Repeat every entry word for word, skipping the pictures.

═══ Record extracts ═══

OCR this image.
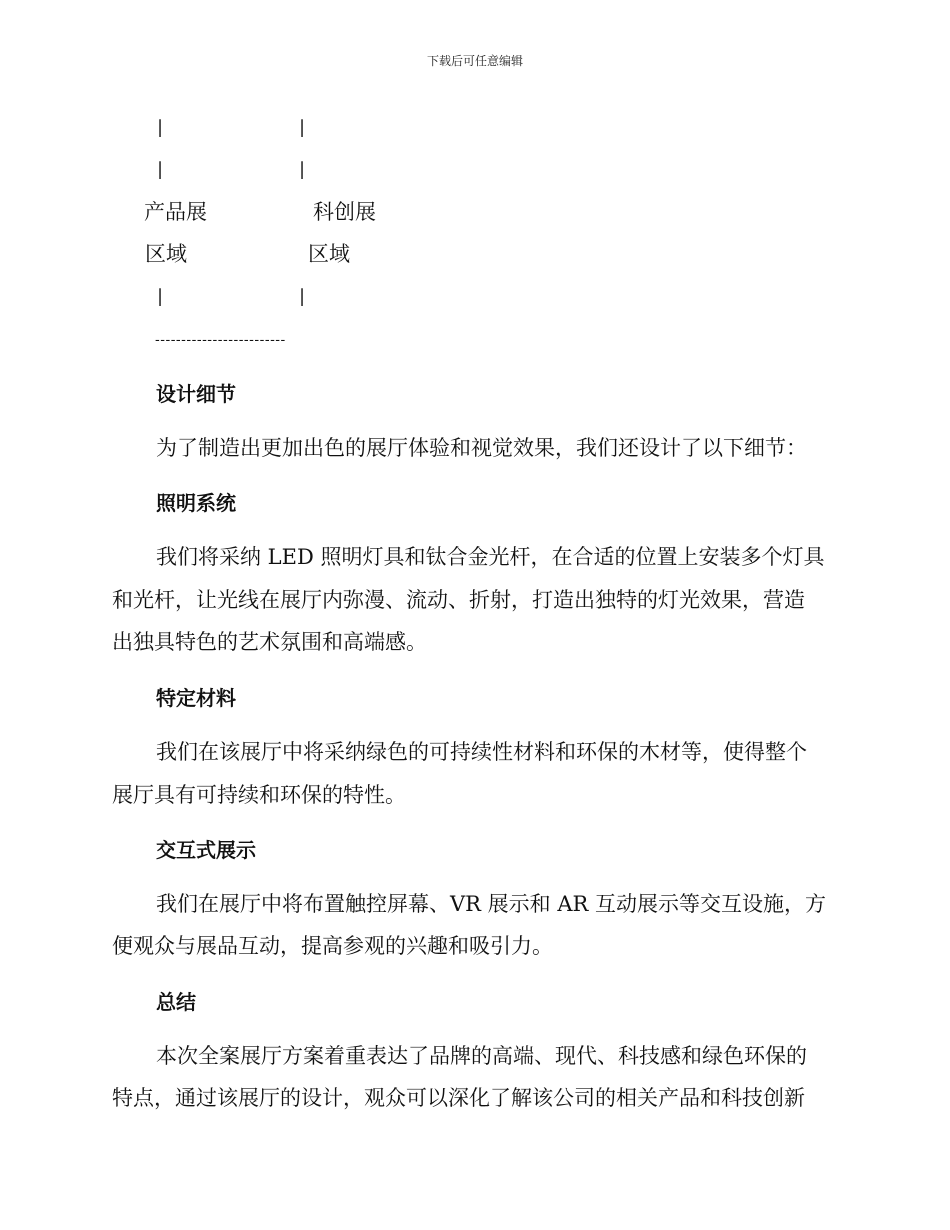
下载后可任意编辑
|	|
|	|
产品展	科创展
区域	区域
|	|
-------------------------
设计细节
为了制造出更加出色的展厅体验和视觉效果，我们还设计了以下细节：
照明系统
我们将采纳 LED 照明灯具和钛合金光杆，在合适的位置上安装多个灯具
和光杆，让光线在展厅内弥漫、流动、折射，打造出独特的灯光效果，营造
出独具特色的艺术氛围和高端感。
特定材料
我们在该展厅中将采纳绿色的可持续性材料和环保的木材等，使得整个
展厅具有可持续和环保的特性。
交互式展示
我们在展厅中将布置触控屏幕、VR 展示和 AR 互动展示等交互设施，方
便观众与展品互动，提高参观的兴趣和吸引力。
总结
本次全案展厅方案着重表达了品牌的高端、现代、科技感和绿色环保的
特点，通过该展厅的设计，观众可以深化了解该公司的相关产品和科技创新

═══

▶ _Response to this task_:
OCR this image.
下载后可任意编辑
|	|
|	|
产品展	科创展
区域	区域
|	|
-------------------------
设计细节
为了制造出更加出色的展厅体验和视觉效果，我们还设计了以下细节：
照明系统
我们将采纳 LED 照明灯具和钛合金光杆，在合适的位置上安装多个灯具
和光杆，让光线在展厅内弥漫、流动、折射，打造出独特的灯光效果，营造
出独具特色的艺术氛围和高端感。
特定材料
我们在该展厅中将采纳绿色的可持续性材料和环保的木材等，使得整个
展厅具有可持续和环保的特性。
交互式展示
我们在展厅中将布置触控屏幕、VR 展示和 AR 互动展示等交互设施，方
便观众与展品互动，提高参观的兴趣和吸引力。
总结
本次全案展厅方案着重表达了品牌的高端、现代、科技感和绿色环保的
特点，通过该展厅的设计，观众可以深化了解该公司的相关产品和科技创新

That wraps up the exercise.